*EXERCISE MATERIAL*
Segment Open

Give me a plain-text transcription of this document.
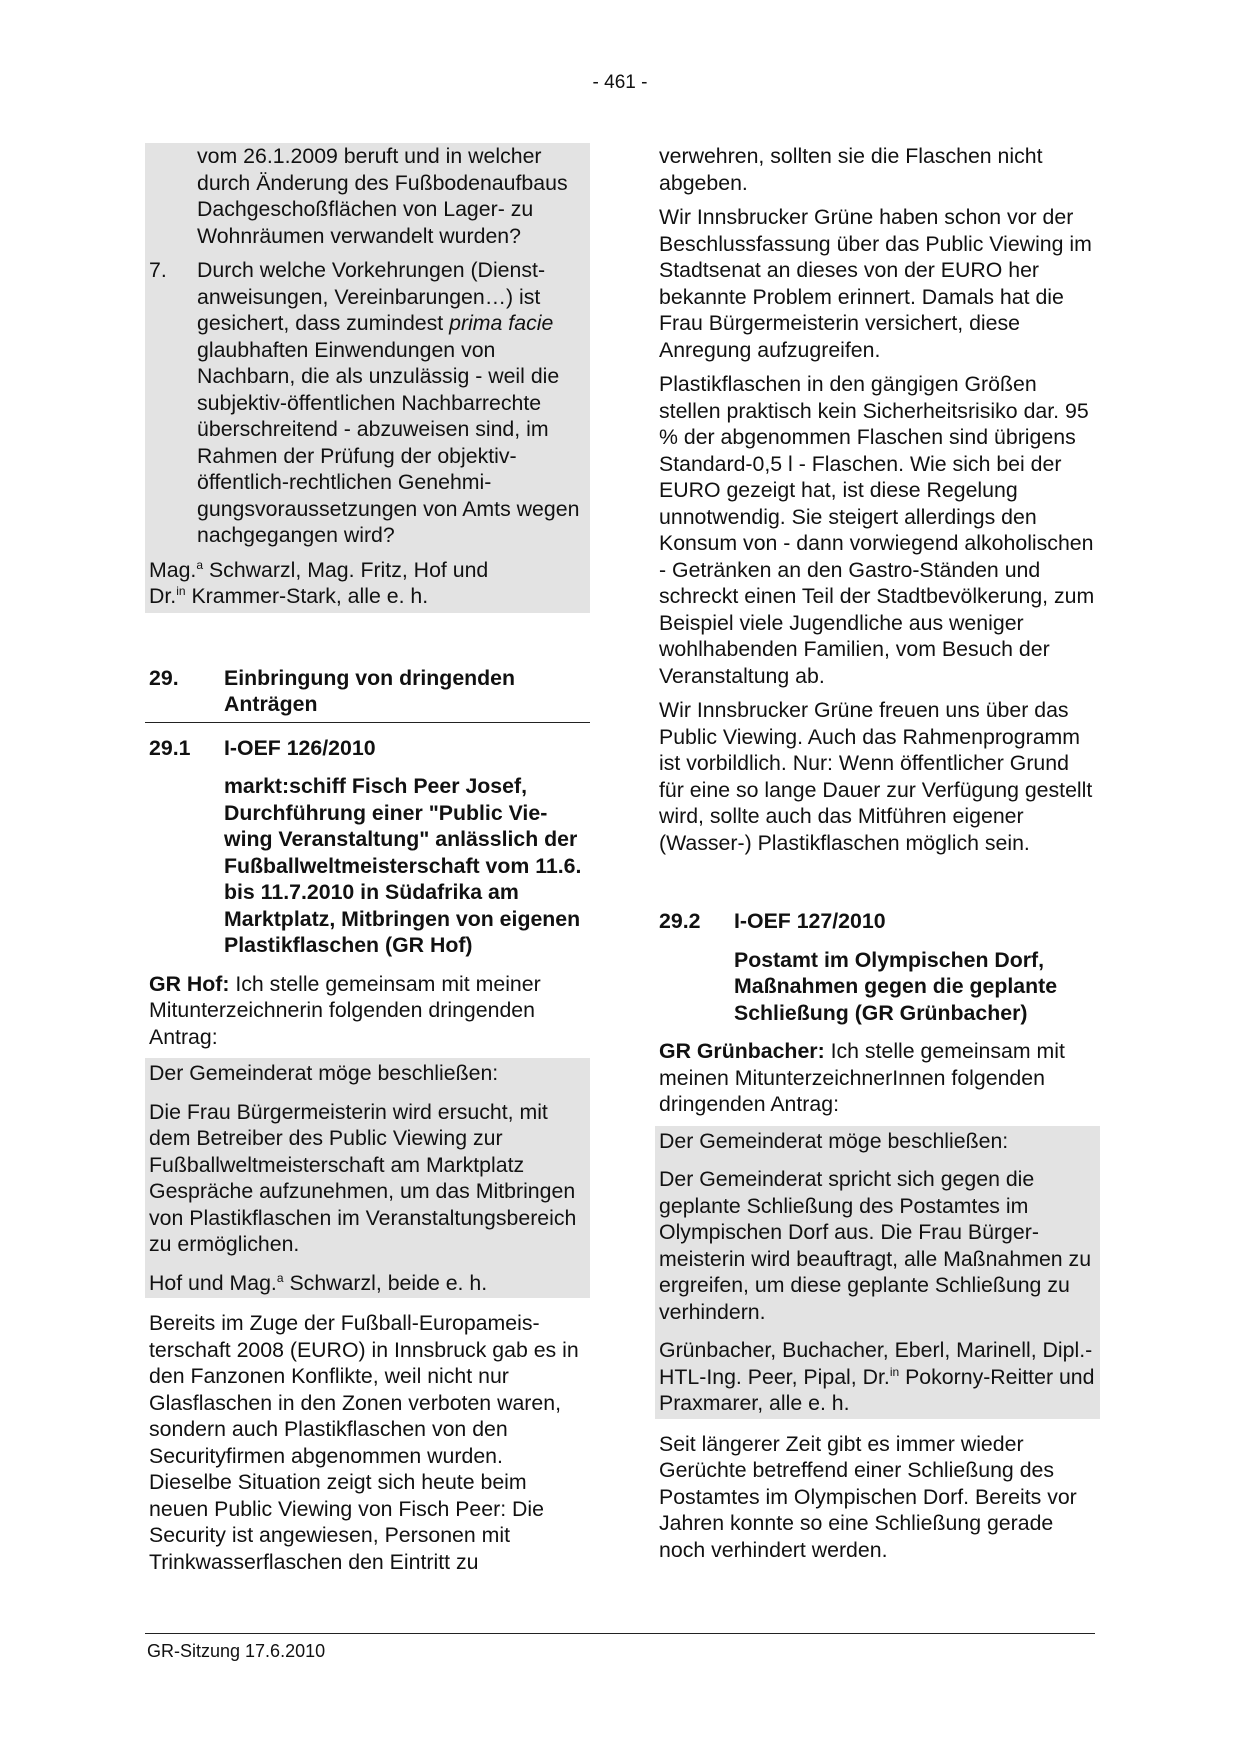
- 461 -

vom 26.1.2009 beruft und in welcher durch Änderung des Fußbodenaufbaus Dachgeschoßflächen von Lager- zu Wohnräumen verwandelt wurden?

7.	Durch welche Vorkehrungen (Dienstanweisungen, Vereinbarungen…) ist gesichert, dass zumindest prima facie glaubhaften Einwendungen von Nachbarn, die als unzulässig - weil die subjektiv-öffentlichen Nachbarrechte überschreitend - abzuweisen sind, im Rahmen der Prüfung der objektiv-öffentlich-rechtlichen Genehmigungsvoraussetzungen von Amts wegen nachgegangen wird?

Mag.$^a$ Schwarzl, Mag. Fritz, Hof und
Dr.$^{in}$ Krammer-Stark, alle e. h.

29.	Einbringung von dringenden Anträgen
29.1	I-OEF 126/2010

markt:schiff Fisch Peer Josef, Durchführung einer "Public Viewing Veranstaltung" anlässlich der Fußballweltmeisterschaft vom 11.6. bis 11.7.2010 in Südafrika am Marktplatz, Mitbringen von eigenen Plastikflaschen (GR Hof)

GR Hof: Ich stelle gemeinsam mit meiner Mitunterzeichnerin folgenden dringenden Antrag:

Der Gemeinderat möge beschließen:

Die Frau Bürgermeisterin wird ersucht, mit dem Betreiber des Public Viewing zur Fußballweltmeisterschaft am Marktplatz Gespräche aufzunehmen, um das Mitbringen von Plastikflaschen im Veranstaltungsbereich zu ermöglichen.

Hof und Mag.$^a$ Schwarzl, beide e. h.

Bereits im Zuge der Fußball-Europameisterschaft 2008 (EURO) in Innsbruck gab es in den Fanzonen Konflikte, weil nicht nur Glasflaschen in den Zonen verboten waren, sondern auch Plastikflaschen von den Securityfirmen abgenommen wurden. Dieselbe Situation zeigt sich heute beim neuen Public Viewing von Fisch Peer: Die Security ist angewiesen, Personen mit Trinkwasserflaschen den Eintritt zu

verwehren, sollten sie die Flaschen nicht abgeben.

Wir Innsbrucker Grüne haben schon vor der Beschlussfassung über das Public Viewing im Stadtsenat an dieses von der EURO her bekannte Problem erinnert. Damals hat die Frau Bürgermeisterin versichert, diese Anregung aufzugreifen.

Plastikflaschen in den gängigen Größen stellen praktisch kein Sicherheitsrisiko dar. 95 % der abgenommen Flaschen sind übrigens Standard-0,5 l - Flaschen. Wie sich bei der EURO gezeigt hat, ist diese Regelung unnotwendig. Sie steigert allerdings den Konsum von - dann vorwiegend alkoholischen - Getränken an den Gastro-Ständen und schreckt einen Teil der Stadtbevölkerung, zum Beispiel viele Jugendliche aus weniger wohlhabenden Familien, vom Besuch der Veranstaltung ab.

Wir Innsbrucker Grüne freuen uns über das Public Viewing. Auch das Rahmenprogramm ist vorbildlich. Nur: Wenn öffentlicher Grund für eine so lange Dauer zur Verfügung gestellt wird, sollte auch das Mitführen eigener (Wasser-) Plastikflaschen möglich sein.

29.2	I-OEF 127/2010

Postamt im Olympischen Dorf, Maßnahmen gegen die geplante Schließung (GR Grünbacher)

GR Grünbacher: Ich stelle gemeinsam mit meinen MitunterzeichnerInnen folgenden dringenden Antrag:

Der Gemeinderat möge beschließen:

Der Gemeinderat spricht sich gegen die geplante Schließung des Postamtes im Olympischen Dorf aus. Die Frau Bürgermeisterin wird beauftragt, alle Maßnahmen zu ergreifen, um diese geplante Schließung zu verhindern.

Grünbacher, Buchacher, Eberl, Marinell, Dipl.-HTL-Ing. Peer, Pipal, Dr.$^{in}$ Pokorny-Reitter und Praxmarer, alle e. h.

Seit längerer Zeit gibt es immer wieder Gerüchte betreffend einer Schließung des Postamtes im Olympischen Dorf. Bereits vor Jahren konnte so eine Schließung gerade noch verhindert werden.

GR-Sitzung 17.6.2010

Segment Closed

*TASK TO CARRY OUT*
The answer should be the records above, unchanged, with the pictures omitted.

*RESULT OF THE TASK*
Give me a plain-text transcription of this document.
- 461 -

vom 26.1.2009 beruft und in welcher durch Änderung des Fußbodenaufbaus Dachgeschoßflächen von Lager- zu Wohnräumen verwandelt wurden?

7.	Durch welche Vorkehrungen (Dienstanweisungen, Vereinbarungen…) ist gesichert, dass zumindest prima facie glaubhaften Einwendungen von Nachbarn, die als unzulässig - weil die subjektiv-öffentlichen Nachbarrechte überschreitend - abzuweisen sind, im Rahmen der Prüfung der objektiv-öffentlich-rechtlichen Genehmigungsvoraussetzungen von Amts wegen nachgegangen wird?

Mag.$^a$ Schwarzl, Mag. Fritz, Hof und
Dr.$^{in}$ Krammer-Stark, alle e. h.

29.	Einbringung von dringenden Anträgen
29.1	I-OEF 126/2010

markt:schiff Fisch Peer Josef, Durchführung einer "Public Viewing Veranstaltung" anlässlich der Fußballweltmeisterschaft vom 11.6. bis 11.7.2010 in Südafrika am Marktplatz, Mitbringen von eigenen Plastikflaschen (GR Hof)

GR Hof: Ich stelle gemeinsam mit meiner Mitunterzeichnerin folgenden dringenden Antrag:

Der Gemeinderat möge beschließen:

Die Frau Bürgermeisterin wird ersucht, mit dem Betreiber des Public Viewing zur Fußballweltmeisterschaft am Marktplatz Gespräche aufzunehmen, um das Mitbringen von Plastikflaschen im Veranstaltungsbereich zu ermöglichen.

Hof und Mag.$^a$ Schwarzl, beide e. h.

Bereits im Zuge der Fußball-Europameisterschaft 2008 (EURO) in Innsbruck gab es in den Fanzonen Konflikte, weil nicht nur Glasflaschen in den Zonen verboten waren, sondern auch Plastikflaschen von den Securityfirmen abgenommen wurden. Dieselbe Situation zeigt sich heute beim neuen Public Viewing von Fisch Peer: Die Security ist angewiesen, Personen mit Trinkwasserflaschen den Eintritt zu

verwehren, sollten sie die Flaschen nicht abgeben.

Wir Innsbrucker Grüne haben schon vor der Beschlussfassung über das Public Viewing im Stadtsenat an dieses von der EURO her bekannte Problem erinnert. Damals hat die Frau Bürgermeisterin versichert, diese Anregung aufzugreifen.

Plastikflaschen in den gängigen Größen stellen praktisch kein Sicherheitsrisiko dar. 95 % der abgenommen Flaschen sind übrigens Standard-0,5 l - Flaschen. Wie sich bei der EURO gezeigt hat, ist diese Regelung unnotwendig. Sie steigert allerdings den Konsum von - dann vorwiegend alkoholischen - Getränken an den Gastro-Ständen und schreckt einen Teil der Stadtbevölkerung, zum Beispiel viele Jugendliche aus weniger wohlhabenden Familien, vom Besuch der Veranstaltung ab.

Wir Innsbrucker Grüne freuen uns über das Public Viewing. Auch das Rahmenprogramm ist vorbildlich. Nur: Wenn öffentlicher Grund für eine so lange Dauer zur Verfügung gestellt wird, sollte auch das Mitführen eigener (Wasser-) Plastikflaschen möglich sein.

29.2	I-OEF 127/2010

Postamt im Olympischen Dorf, Maßnahmen gegen die geplante Schließung (GR Grünbacher)

GR Grünbacher: Ich stelle gemeinsam mit meinen MitunterzeichnerInnen folgenden dringenden Antrag:

Der Gemeinderat möge beschließen:

Der Gemeinderat spricht sich gegen die geplante Schließung des Postamtes im Olympischen Dorf aus. Die Frau Bürgermeisterin wird beauftragt, alle Maßnahmen zu ergreifen, um diese geplante Schließung zu verhindern.

Grünbacher, Buchacher, Eberl, Marinell, Dipl.-HTL-Ing. Peer, Pipal, Dr.$^{in}$ Pokorny-Reitter und Praxmarer, alle e. h.

Seit längerer Zeit gibt es immer wieder Gerüchte betreffend einer Schließung des Postamtes im Olympischen Dorf. Bereits vor Jahren konnte so eine Schließung gerade noch verhindert werden.

GR-Sitzung 17.6.2010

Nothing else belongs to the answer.